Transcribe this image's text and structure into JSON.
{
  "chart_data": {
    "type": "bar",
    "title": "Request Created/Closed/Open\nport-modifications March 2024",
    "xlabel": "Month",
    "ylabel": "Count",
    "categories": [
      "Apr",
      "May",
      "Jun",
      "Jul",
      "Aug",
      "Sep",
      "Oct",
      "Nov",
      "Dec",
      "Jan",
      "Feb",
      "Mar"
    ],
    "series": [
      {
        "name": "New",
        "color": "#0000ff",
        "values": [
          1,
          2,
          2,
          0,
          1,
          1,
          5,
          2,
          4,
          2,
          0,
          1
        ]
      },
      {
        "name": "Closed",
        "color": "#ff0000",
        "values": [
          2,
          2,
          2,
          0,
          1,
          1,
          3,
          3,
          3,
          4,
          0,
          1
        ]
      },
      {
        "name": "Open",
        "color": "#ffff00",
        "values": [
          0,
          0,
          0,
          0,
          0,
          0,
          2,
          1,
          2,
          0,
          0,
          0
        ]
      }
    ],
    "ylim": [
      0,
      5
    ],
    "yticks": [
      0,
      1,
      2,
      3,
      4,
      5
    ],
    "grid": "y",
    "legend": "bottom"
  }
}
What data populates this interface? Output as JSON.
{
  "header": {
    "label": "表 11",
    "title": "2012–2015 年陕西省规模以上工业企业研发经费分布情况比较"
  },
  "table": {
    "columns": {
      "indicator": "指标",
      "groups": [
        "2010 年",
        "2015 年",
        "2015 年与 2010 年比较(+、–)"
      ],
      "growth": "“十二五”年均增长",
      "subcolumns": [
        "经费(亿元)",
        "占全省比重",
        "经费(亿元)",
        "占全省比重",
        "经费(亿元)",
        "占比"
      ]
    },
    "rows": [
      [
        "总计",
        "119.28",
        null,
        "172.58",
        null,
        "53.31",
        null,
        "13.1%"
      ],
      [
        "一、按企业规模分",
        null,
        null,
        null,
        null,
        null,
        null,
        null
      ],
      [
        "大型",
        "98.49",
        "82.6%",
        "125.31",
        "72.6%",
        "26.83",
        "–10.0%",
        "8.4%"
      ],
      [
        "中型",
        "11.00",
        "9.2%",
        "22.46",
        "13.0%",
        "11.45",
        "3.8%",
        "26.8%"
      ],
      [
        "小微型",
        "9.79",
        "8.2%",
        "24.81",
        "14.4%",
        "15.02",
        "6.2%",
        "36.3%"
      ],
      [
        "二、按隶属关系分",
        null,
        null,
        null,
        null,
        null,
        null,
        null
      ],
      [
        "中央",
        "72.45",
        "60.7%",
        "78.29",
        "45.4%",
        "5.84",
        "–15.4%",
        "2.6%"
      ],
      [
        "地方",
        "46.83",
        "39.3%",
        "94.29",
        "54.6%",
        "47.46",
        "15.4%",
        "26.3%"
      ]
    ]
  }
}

### Goal of the exercise
Show each line of the data that contains the string "this".

### Answer to the task
Transcribe this image's text and structure into JSON.
What data populates this interface? Output as JSON.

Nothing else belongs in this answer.